Task statement:
Retype the records below word for word and omit any image.

* Begin Material to process *

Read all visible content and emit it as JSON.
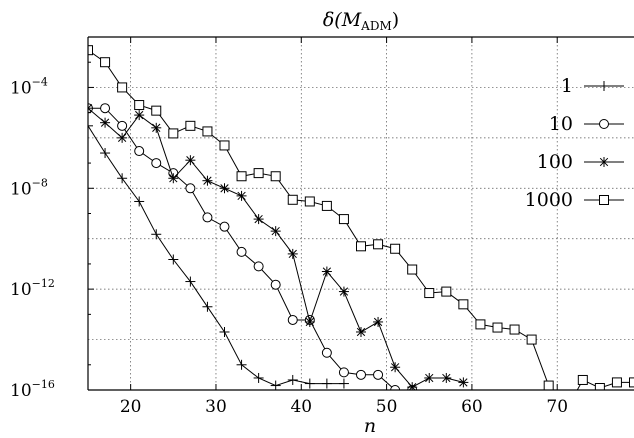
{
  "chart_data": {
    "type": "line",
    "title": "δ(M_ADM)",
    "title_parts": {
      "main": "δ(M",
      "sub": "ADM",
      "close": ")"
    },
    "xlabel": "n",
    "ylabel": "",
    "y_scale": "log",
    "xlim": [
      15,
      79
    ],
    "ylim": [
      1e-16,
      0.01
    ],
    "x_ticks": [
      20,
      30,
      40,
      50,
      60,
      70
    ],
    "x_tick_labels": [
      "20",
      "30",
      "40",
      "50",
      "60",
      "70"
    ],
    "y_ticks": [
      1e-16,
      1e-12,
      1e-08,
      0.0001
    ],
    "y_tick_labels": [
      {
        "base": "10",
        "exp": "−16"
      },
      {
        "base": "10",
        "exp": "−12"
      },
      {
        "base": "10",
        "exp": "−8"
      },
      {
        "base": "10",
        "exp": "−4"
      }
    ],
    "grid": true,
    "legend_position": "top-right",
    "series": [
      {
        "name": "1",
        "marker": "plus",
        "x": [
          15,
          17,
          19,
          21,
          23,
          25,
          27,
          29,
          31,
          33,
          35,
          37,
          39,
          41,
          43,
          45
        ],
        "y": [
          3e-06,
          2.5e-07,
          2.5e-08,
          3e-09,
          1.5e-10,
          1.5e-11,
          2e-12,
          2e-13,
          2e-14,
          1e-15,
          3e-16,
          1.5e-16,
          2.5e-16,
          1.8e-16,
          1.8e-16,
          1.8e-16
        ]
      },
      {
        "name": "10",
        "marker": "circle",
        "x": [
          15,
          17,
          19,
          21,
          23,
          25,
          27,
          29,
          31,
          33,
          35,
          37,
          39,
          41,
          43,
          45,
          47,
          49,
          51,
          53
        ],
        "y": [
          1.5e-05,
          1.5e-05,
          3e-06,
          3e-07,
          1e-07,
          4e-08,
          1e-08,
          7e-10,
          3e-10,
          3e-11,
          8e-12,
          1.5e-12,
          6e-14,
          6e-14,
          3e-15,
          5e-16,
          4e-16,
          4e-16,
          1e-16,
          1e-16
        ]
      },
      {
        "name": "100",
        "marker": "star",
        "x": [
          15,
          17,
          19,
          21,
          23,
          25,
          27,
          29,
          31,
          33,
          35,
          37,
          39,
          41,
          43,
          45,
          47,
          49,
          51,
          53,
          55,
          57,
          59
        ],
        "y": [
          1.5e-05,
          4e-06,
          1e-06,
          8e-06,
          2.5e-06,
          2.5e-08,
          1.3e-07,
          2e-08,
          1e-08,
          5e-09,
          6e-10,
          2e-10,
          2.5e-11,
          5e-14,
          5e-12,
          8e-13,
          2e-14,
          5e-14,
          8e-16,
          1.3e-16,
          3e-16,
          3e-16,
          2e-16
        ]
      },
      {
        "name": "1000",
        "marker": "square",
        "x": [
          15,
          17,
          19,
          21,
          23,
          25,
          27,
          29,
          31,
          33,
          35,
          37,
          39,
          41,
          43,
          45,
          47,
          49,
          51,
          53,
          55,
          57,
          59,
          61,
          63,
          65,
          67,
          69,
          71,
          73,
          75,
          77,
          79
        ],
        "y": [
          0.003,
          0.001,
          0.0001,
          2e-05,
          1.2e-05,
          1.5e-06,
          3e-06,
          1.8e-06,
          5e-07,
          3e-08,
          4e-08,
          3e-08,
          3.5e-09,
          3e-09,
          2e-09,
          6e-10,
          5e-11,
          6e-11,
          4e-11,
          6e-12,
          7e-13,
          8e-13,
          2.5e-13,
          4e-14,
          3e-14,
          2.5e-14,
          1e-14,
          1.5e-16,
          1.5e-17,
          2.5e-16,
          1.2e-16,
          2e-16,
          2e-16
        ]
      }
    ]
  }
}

* End Material to process *

Solution to the exercise:
Read all visible content and emit it as JSON.
{
  "chart_data": {
    "type": "line",
    "title": "δ(M_ADM)",
    "title_parts": {
      "main": "δ(M",
      "sub": "ADM",
      "close": ")"
    },
    "xlabel": "n",
    "ylabel": "",
    "y_scale": "log",
    "xlim": [
      15,
      79
    ],
    "ylim": [
      1e-16,
      0.01
    ],
    "x_ticks": [
      20,
      30,
      40,
      50,
      60,
      70
    ],
    "x_tick_labels": [
      "20",
      "30",
      "40",
      "50",
      "60",
      "70"
    ],
    "y_ticks": [
      1e-16,
      1e-12,
      1e-08,
      0.0001
    ],
    "y_tick_labels": [
      {
        "base": "10",
        "exp": "−16"
      },
      {
        "base": "10",
        "exp": "−12"
      },
      {
        "base": "10",
        "exp": "−8"
      },
      {
        "base": "10",
        "exp": "−4"
      }
    ],
    "grid": true,
    "legend_position": "top-right",
    "series": [
      {
        "name": "1",
        "marker": "plus",
        "x": [
          15,
          17,
          19,
          21,
          23,
          25,
          27,
          29,
          31,
          33,
          35,
          37,
          39,
          41,
          43,
          45
        ],
        "y": [
          3e-06,
          2.5e-07,
          2.5e-08,
          3e-09,
          1.5e-10,
          1.5e-11,
          2e-12,
          2e-13,
          2e-14,
          1e-15,
          3e-16,
          1.5e-16,
          2.5e-16,
          1.8e-16,
          1.8e-16,
          1.8e-16
        ]
      },
      {
        "name": "10",
        "marker": "circle",
        "x": [
          15,
          17,
          19,
          21,
          23,
          25,
          27,
          29,
          31,
          33,
          35,
          37,
          39,
          41,
          43,
          45,
          47,
          49,
          51,
          53
        ],
        "y": [
          1.5e-05,
          1.5e-05,
          3e-06,
          3e-07,
          1e-07,
          4e-08,
          1e-08,
          7e-10,
          3e-10,
          3e-11,
          8e-12,
          1.5e-12,
          6e-14,
          6e-14,
          3e-15,
          5e-16,
          4e-16,
          4e-16,
          1e-16,
          1e-16
        ]
      },
      {
        "name": "100",
        "marker": "star",
        "x": [
          15,
          17,
          19,
          21,
          23,
          25,
          27,
          29,
          31,
          33,
          35,
          37,
          39,
          41,
          43,
          45,
          47,
          49,
          51,
          53,
          55,
          57,
          59
        ],
        "y": [
          1.5e-05,
          4e-06,
          1e-06,
          8e-06,
          2.5e-06,
          2.5e-08,
          1.3e-07,
          2e-08,
          1e-08,
          5e-09,
          6e-10,
          2e-10,
          2.5e-11,
          5e-14,
          5e-12,
          8e-13,
          2e-14,
          5e-14,
          8e-16,
          1.3e-16,
          3e-16,
          3e-16,
          2e-16
        ]
      },
      {
        "name": "1000",
        "marker": "square",
        "x": [
          15,
          17,
          19,
          21,
          23,
          25,
          27,
          29,
          31,
          33,
          35,
          37,
          39,
          41,
          43,
          45,
          47,
          49,
          51,
          53,
          55,
          57,
          59,
          61,
          63,
          65,
          67,
          69,
          71,
          73,
          75,
          77,
          79
        ],
        "y": [
          0.003,
          0.001,
          0.0001,
          2e-05,
          1.2e-05,
          1.5e-06,
          3e-06,
          1.8e-06,
          5e-07,
          3e-08,
          4e-08,
          3e-08,
          3.5e-09,
          3e-09,
          2e-09,
          6e-10,
          5e-11,
          6e-11,
          4e-11,
          6e-12,
          7e-13,
          8e-13,
          2.5e-13,
          4e-14,
          3e-14,
          2.5e-14,
          1e-14,
          1.5e-16,
          1.5e-17,
          2.5e-16,
          1.2e-16,
          2e-16,
          2e-16
        ]
      }
    ]
  }
}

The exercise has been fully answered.